» **PROBLEMA 1**
Segundo o trecho apresentado, em que data as propostas para o desenvolvimento sustentável de Fortaleza foram entregues ao prefeito eleito?

» **TRECHO APRESENTADO**
____________________

O vereador Gabriel Aguiar (Psol) deve trabalhar especificamente 201 propostas para o desenvolvimento sustentável de Fortaleza, que foram apresentadas ao prefeito eleito José Sarto (PDT) no dia 12 de dezembro de 2020. Além das sugestões que tangenciam saneamento básico, desenvolvimento humano e proteção ambiental, o biólogo também foca no atendimento de animais silvestres - uma das ideias é converter o Zoológico Municipal Sargento em um Centro de Triagem e Reabilitação de Animais Silvestres.
Gênero e raça
Os três tópicos estão entre os assuntos menos prioritários para os vereadores e vereadoras de Fortaleza. As diretrizes de direitos humanos abordam propostas que permeiam entre os setores ideológicos: de um lado, o setor tido como progressista se pauta em projetos relacionados ao combate a violência doméstica, investimentos em fundos de igualdade racial e combate à homofobia. Já os perfis tido como conservadores se pautam em causas contrárias a legalização do aborto e contra a destruição dos valores da família. Os planejamentos das propostas abordam diversos assuntos, mas, em sua maioria, não detalham as ações.

____________________

(Dados de coordenadas do layout)
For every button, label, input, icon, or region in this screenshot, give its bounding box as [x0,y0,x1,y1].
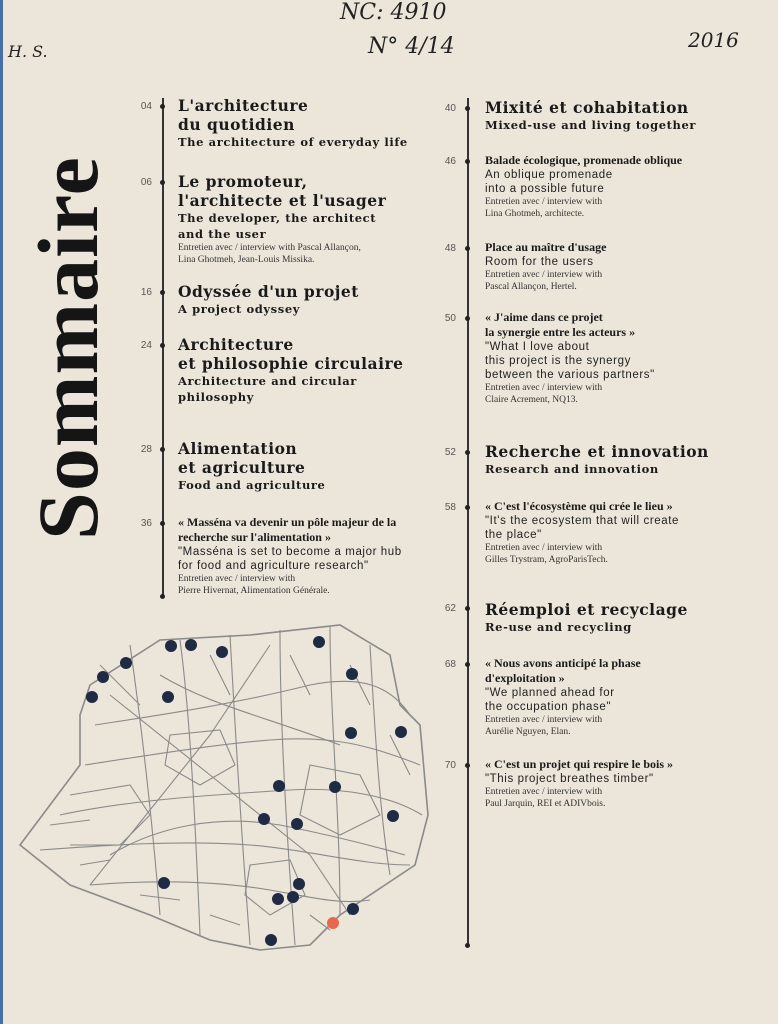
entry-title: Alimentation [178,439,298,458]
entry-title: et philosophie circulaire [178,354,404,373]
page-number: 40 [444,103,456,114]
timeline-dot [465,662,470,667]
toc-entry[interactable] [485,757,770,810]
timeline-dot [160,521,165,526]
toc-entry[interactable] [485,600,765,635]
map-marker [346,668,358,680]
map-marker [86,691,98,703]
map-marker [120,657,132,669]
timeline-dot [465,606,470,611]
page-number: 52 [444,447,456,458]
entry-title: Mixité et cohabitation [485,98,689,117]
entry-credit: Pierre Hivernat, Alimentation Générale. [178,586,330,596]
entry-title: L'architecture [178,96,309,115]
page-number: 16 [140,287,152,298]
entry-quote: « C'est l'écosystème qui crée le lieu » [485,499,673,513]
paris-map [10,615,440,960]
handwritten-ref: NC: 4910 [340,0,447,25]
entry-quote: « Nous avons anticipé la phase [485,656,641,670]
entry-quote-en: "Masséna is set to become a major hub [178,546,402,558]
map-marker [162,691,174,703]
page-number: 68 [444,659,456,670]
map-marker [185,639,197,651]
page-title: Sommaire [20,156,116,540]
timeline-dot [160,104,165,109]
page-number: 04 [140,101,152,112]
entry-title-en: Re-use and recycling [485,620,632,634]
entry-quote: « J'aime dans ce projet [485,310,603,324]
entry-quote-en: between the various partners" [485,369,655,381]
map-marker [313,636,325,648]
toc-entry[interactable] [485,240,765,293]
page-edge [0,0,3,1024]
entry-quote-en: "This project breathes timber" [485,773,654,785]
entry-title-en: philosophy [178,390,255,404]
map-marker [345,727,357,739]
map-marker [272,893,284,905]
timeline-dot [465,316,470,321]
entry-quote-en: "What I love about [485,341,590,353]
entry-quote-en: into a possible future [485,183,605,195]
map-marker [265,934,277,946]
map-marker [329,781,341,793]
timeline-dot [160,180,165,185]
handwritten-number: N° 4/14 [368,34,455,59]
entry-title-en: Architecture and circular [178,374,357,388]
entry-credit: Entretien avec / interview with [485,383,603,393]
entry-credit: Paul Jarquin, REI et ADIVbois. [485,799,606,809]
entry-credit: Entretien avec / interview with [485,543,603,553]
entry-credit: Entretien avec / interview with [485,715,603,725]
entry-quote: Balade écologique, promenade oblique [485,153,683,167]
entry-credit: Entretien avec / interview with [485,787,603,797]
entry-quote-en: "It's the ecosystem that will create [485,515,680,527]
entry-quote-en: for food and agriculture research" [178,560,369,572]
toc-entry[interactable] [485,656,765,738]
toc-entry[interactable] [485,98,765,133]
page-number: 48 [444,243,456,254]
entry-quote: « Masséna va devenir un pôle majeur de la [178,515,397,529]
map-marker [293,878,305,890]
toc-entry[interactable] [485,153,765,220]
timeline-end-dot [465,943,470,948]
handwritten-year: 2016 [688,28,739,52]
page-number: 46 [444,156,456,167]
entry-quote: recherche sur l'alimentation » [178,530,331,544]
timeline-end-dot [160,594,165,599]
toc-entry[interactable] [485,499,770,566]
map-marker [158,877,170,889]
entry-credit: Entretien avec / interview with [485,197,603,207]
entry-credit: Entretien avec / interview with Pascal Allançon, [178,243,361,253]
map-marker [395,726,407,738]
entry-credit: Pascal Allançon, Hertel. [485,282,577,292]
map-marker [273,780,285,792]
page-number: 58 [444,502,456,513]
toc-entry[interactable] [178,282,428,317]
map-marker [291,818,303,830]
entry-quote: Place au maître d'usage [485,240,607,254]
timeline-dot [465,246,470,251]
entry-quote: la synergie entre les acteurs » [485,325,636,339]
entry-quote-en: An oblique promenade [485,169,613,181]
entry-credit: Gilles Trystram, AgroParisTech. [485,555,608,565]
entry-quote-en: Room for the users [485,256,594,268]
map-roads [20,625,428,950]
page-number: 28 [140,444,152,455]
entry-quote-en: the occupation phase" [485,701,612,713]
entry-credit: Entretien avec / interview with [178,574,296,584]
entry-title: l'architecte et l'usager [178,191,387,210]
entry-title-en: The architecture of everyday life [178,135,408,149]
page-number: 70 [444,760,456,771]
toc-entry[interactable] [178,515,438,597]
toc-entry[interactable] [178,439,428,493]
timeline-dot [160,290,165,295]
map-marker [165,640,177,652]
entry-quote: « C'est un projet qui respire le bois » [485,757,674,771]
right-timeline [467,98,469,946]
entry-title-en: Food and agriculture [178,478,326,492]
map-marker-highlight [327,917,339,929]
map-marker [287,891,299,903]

____________________

» **PROBLEMA 2**
Nos registros, substitua "map-marker" por "map-pin" nas linhas que começam na que contém "entry-title: Alimentation [178,439,298,458]" e terminam na que contém "entry-credit: Pierre Hivernat, Alimentation". Reescreva somente essas linhas e mantenha todo o resto igual.

» **RESPOSTA ESCRITA 1**
No dia 12 de dezembro de 2020.

» **RESPOSTA ESCRITA 2**
entry-title: Alimentation [178,439,298,458]
entry-title: et philosophie circulaire [178,354,404,373]
page-number: 40 [444,103,456,114]
timeline-dot [465,662,470,667]
toc-entry[interactable] [485,757,770,810]
timeline-dot [160,521,165,526]
toc-entry[interactable] [485,600,765,635]
map-pin [346,668,358,680]
map-pin [86,691,98,703]
map-pin [120,657,132,669]
timeline-dot [465,606,470,611]
page-number: 52 [444,447,456,458]
entry-title: Mixité et cohabitation [485,98,689,117]
entry-credit: Pierre Hivernat, Alimentation Générale. [178,586,330,596]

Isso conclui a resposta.